>> START Dataset records

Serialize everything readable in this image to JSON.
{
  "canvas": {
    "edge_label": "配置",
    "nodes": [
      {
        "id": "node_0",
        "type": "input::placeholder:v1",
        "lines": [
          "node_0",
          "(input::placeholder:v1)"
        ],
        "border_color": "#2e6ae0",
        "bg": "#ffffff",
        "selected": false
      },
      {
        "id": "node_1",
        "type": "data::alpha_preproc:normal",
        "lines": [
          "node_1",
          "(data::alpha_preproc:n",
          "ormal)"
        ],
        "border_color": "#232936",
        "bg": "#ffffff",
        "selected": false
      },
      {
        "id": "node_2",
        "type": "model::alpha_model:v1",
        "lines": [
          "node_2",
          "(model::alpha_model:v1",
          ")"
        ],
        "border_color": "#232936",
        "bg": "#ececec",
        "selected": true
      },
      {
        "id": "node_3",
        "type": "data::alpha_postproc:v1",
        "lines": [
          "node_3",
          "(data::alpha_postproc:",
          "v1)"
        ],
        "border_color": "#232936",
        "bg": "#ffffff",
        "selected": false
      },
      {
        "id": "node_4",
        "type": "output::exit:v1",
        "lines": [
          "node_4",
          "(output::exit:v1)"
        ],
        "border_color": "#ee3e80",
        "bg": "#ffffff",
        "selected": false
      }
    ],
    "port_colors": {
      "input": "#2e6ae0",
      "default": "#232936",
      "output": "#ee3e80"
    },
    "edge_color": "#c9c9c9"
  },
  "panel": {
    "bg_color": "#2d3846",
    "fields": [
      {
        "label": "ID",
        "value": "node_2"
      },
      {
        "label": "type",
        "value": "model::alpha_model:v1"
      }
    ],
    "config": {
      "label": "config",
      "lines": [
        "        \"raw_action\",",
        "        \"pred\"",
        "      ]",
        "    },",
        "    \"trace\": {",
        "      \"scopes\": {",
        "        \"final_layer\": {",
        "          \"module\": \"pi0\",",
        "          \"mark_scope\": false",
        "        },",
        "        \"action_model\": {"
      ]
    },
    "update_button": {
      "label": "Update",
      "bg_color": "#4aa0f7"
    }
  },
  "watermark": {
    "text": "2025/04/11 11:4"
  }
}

>> END Dataset records

## [Directions]
Return every line containing "input".

## [Reply to the exercise]
        "type": "input::placeholder:v1",
          "(input::placeholder:v1)"
      "input": "#2e6ae0",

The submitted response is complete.